(A block of data)
━━━━━━━━
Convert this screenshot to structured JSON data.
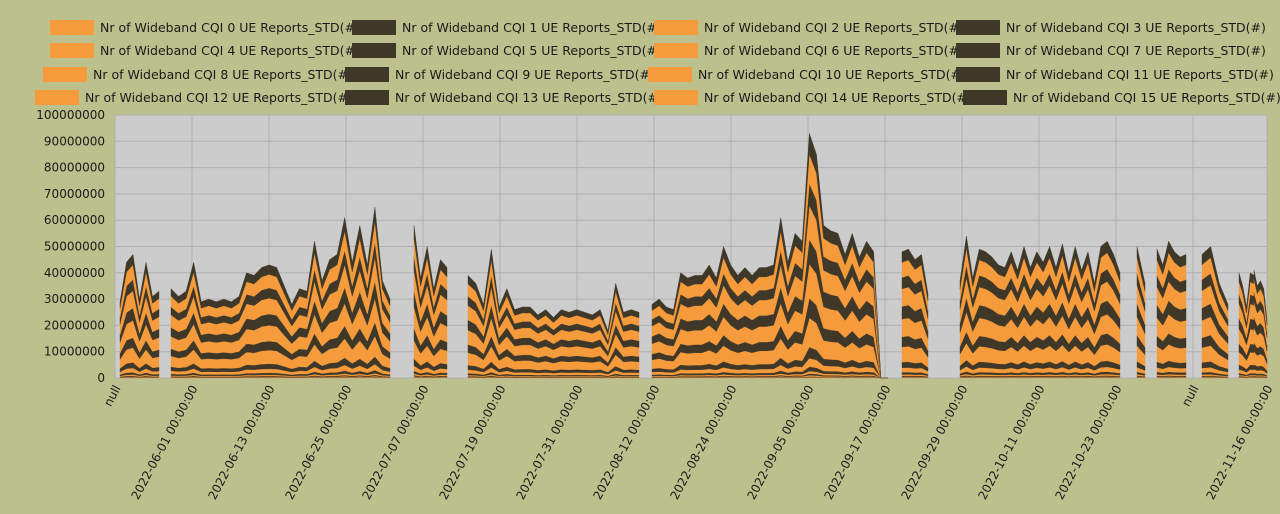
{
  "colors": {
    "page_background": "#bcc08c",
    "plot_background": "#cccccc",
    "grid": "#b0b0b0",
    "orange": "#f59b3c",
    "dark": "#3f3828"
  },
  "chart_data": {
    "type": "area",
    "stacked": true,
    "legend_position": "top",
    "grid": true,
    "ylim": [
      0,
      100000000
    ],
    "yticks": [
      "0",
      "10000000",
      "20000000",
      "30000000",
      "40000000",
      "50000000",
      "60000000",
      "70000000",
      "80000000",
      "90000000",
      "100000000"
    ],
    "xtick_labels": [
      "null",
      "2022-06-01 00:00:00",
      "2022-06-13 00:00:00",
      "2022-06-25 00:00:00",
      "2022-07-07 00:00:00",
      "2022-07-19 00:00:00",
      "2022-07-31 00:00:00",
      "2022-08-12 00:00:00",
      "2022-08-24 00:00:00",
      "2022-09-05 00:00:00",
      "2022-09-17 00:00:00",
      "2022-09-29 00:00:00",
      "2022-10-11 00:00:00",
      "2022-10-23 00:00:00",
      "null",
      "2022-11-16 00:00:00"
    ],
    "series": [
      {
        "name": "Nr of Wideband CQI 0 UE Reports_STD(#)",
        "color": "#f59b3c",
        "weight": 0.3
      },
      {
        "name": "Nr of Wideband CQI 1 UE Reports_STD(#)",
        "color": "#3f3828",
        "weight": 0.3
      },
      {
        "name": "Nr of Wideband CQI 2 UE Reports_STD(#)",
        "color": "#f59b3c",
        "weight": 0.5
      },
      {
        "name": "Nr of Wideband CQI 3 UE Reports_STD(#)",
        "color": "#3f3828",
        "weight": 0.7
      },
      {
        "name": "Nr of Wideband CQI 4 UE Reports_STD(#)",
        "color": "#f59b3c",
        "weight": 1.0
      },
      {
        "name": "Nr of Wideband CQI 5 UE Reports_STD(#)",
        "color": "#3f3828",
        "weight": 1.8
      },
      {
        "name": "Nr of Wideband CQI 6 UE Reports_STD(#)",
        "color": "#f59b3c",
        "weight": 3.5
      },
      {
        "name": "Nr of Wideband CQI 7 UE Reports_STD(#)",
        "color": "#3f3828",
        "weight": 4.5
      },
      {
        "name": "Nr of Wideband CQI 8 UE Reports_STD(#)",
        "color": "#f59b3c",
        "weight": 12.0
      },
      {
        "name": "Nr of Wideband CQI 9 UE Reports_STD(#)",
        "color": "#3f3828",
        "weight": 8.0
      },
      {
        "name": "Nr of Wideband CQI 10 UE Reports_STD(#)",
        "color": "#f59b3c",
        "weight": 14.0
      },
      {
        "name": "Nr of Wideband CQI 11 UE Reports_STD(#)",
        "color": "#3f3828",
        "weight": 10.0
      },
      {
        "name": "Nr of Wideband CQI 12 UE Reports_STD(#)",
        "color": "#f59b3c",
        "weight": 14.0
      },
      {
        "name": "Nr of Wideband CQI 13 UE Reports_STD(#)",
        "color": "#3f3828",
        "weight": 9.0
      },
      {
        "name": "Nr of Wideband CQI 14 UE Reports_STD(#)",
        "color": "#f59b3c",
        "weight": 12.0
      },
      {
        "name": "Nr of Wideband CQI 15 UE Reports_STD(#)",
        "color": "#3f3828",
        "weight": 8.4
      }
    ],
    "segments": [
      [
        29000000,
        44000000,
        47000000,
        30000000,
        44000000,
        31000000,
        33000000
      ],
      [
        34000000,
        31000000,
        33000000,
        44000000,
        29000000,
        30000000,
        29000000,
        30000000,
        29000000,
        31000000,
        40000000,
        39000000,
        42000000,
        43000000,
        42000000,
        35000000,
        28000000,
        34000000,
        33000000,
        52000000,
        37000000,
        45000000,
        47000000,
        61000000,
        44000000,
        58000000,
        43000000,
        65000000,
        37000000,
        30000000
      ],
      [
        58000000,
        38000000,
        50000000,
        34000000,
        45000000,
        42000000
      ],
      [
        39000000,
        36000000,
        28000000,
        49000000,
        27000000,
        34000000,
        26000000,
        27000000,
        27000000,
        24000000,
        26000000,
        23000000,
        26000000,
        25000000,
        26000000,
        25000000,
        24000000,
        26000000,
        18000000,
        36000000,
        25000000,
        26000000,
        25000000
      ],
      [
        28000000,
        30000000,
        27000000,
        26000000,
        40000000,
        38000000,
        39000000,
        39000000,
        43000000,
        38000000,
        50000000,
        43000000,
        39000000,
        42000000,
        39000000,
        42000000,
        42000000,
        43000000,
        61000000,
        44000000,
        55000000,
        52000000,
        93000000,
        85000000,
        58000000,
        56000000,
        55000000,
        47000000,
        55000000,
        46000000,
        52000000,
        48000000,
        0,
        0
      ],
      [
        48000000,
        49000000,
        45000000,
        47000000,
        32000000
      ],
      [
        37000000,
        54000000,
        38000000,
        49000000,
        48000000,
        46000000,
        43000000,
        42000000,
        48000000,
        41000000,
        50000000,
        42000000,
        48000000,
        44000000,
        50000000,
        42000000,
        51000000,
        40000000,
        50000000,
        41000000,
        48000000,
        36000000,
        50000000,
        52000000,
        47000000,
        40000000
      ],
      [
        50000000,
        36000000
      ],
      [
        49000000,
        43000000,
        52000000,
        48000000,
        46000000,
        47000000
      ],
      [
        47000000,
        50000000,
        36000000,
        28000000
      ],
      [
        40000000,
        35000000,
        27000000,
        40000000,
        39000000
      ],
      [
        41000000,
        35000000,
        37000000,
        34000000,
        22000000
      ]
    ]
  }
}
━━━━━━━━
__What you need to do__
The listing above must be printed again exactly, minus its pictures.

__Answer for the task__
Convert this screenshot to structured JSON data.
{
  "colors": {
    "page_background": "#bcc08c",
    "plot_background": "#cccccc",
    "grid": "#b0b0b0",
    "orange": "#f59b3c",
    "dark": "#3f3828"
  },
  "chart_data": {
    "type": "area",
    "stacked": true,
    "legend_position": "top",
    "grid": true,
    "ylim": [
      0,
      100000000
    ],
    "yticks": [
      "0",
      "10000000",
      "20000000",
      "30000000",
      "40000000",
      "50000000",
      "60000000",
      "70000000",
      "80000000",
      "90000000",
      "100000000"
    ],
    "xtick_labels": [
      "null",
      "2022-06-01 00:00:00",
      "2022-06-13 00:00:00",
      "2022-06-25 00:00:00",
      "2022-07-07 00:00:00",
      "2022-07-19 00:00:00",
      "2022-07-31 00:00:00",
      "2022-08-12 00:00:00",
      "2022-08-24 00:00:00",
      "2022-09-05 00:00:00",
      "2022-09-17 00:00:00",
      "2022-09-29 00:00:00",
      "2022-10-11 00:00:00",
      "2022-10-23 00:00:00",
      "null",
      "2022-11-16 00:00:00"
    ],
    "series": [
      {
        "name": "Nr of Wideband CQI 0 UE Reports_STD(#)",
        "color": "#f59b3c",
        "weight": 0.3
      },
      {
        "name": "Nr of Wideband CQI 1 UE Reports_STD(#)",
        "color": "#3f3828",
        "weight": 0.3
      },
      {
        "name": "Nr of Wideband CQI 2 UE Reports_STD(#)",
        "color": "#f59b3c",
        "weight": 0.5
      },
      {
        "name": "Nr of Wideband CQI 3 UE Reports_STD(#)",
        "color": "#3f3828",
        "weight": 0.7
      },
      {
        "name": "Nr of Wideband CQI 4 UE Reports_STD(#)",
        "color": "#f59b3c",
        "weight": 1.0
      },
      {
        "name": "Nr of Wideband CQI 5 UE Reports_STD(#)",
        "color": "#3f3828",
        "weight": 1.8
      },
      {
        "name": "Nr of Wideband CQI 6 UE Reports_STD(#)",
        "color": "#f59b3c",
        "weight": 3.5
      },
      {
        "name": "Nr of Wideband CQI 7 UE Reports_STD(#)",
        "color": "#3f3828",
        "weight": 4.5
      },
      {
        "name": "Nr of Wideband CQI 8 UE Reports_STD(#)",
        "color": "#f59b3c",
        "weight": 12.0
      },
      {
        "name": "Nr of Wideband CQI 9 UE Reports_STD(#)",
        "color": "#3f3828",
        "weight": 8.0
      },
      {
        "name": "Nr of Wideband CQI 10 UE Reports_STD(#)",
        "color": "#f59b3c",
        "weight": 14.0
      },
      {
        "name": "Nr of Wideband CQI 11 UE Reports_STD(#)",
        "color": "#3f3828",
        "weight": 10.0
      },
      {
        "name": "Nr of Wideband CQI 12 UE Reports_STD(#)",
        "color": "#f59b3c",
        "weight": 14.0
      },
      {
        "name": "Nr of Wideband CQI 13 UE Reports_STD(#)",
        "color": "#3f3828",
        "weight": 9.0
      },
      {
        "name": "Nr of Wideband CQI 14 UE Reports_STD(#)",
        "color": "#f59b3c",
        "weight": 12.0
      },
      {
        "name": "Nr of Wideband CQI 15 UE Reports_STD(#)",
        "color": "#3f3828",
        "weight": 8.4
      }
    ],
    "segments": [
      [
        29000000,
        44000000,
        47000000,
        30000000,
        44000000,
        31000000,
        33000000
      ],
      [
        34000000,
        31000000,
        33000000,
        44000000,
        29000000,
        30000000,
        29000000,
        30000000,
        29000000,
        31000000,
        40000000,
        39000000,
        42000000,
        43000000,
        42000000,
        35000000,
        28000000,
        34000000,
        33000000,
        52000000,
        37000000,
        45000000,
        47000000,
        61000000,
        44000000,
        58000000,
        43000000,
        65000000,
        37000000,
        30000000
      ],
      [
        58000000,
        38000000,
        50000000,
        34000000,
        45000000,
        42000000
      ],
      [
        39000000,
        36000000,
        28000000,
        49000000,
        27000000,
        34000000,
        26000000,
        27000000,
        27000000,
        24000000,
        26000000,
        23000000,
        26000000,
        25000000,
        26000000,
        25000000,
        24000000,
        26000000,
        18000000,
        36000000,
        25000000,
        26000000,
        25000000
      ],
      [
        28000000,
        30000000,
        27000000,
        26000000,
        40000000,
        38000000,
        39000000,
        39000000,
        43000000,
        38000000,
        50000000,
        43000000,
        39000000,
        42000000,
        39000000,
        42000000,
        42000000,
        43000000,
        61000000,
        44000000,
        55000000,
        52000000,
        93000000,
        85000000,
        58000000,
        56000000,
        55000000,
        47000000,
        55000000,
        46000000,
        52000000,
        48000000,
        0,
        0
      ],
      [
        48000000,
        49000000,
        45000000,
        47000000,
        32000000
      ],
      [
        37000000,
        54000000,
        38000000,
        49000000,
        48000000,
        46000000,
        43000000,
        42000000,
        48000000,
        41000000,
        50000000,
        42000000,
        48000000,
        44000000,
        50000000,
        42000000,
        51000000,
        40000000,
        50000000,
        41000000,
        48000000,
        36000000,
        50000000,
        52000000,
        47000000,
        40000000
      ],
      [
        50000000,
        36000000
      ],
      [
        49000000,
        43000000,
        52000000,
        48000000,
        46000000,
        47000000
      ],
      [
        47000000,
        50000000,
        36000000,
        28000000
      ],
      [
        40000000,
        35000000,
        27000000,
        40000000,
        39000000
      ],
      [
        41000000,
        35000000,
        37000000,
        34000000,
        22000000
      ]
    ]
  }
}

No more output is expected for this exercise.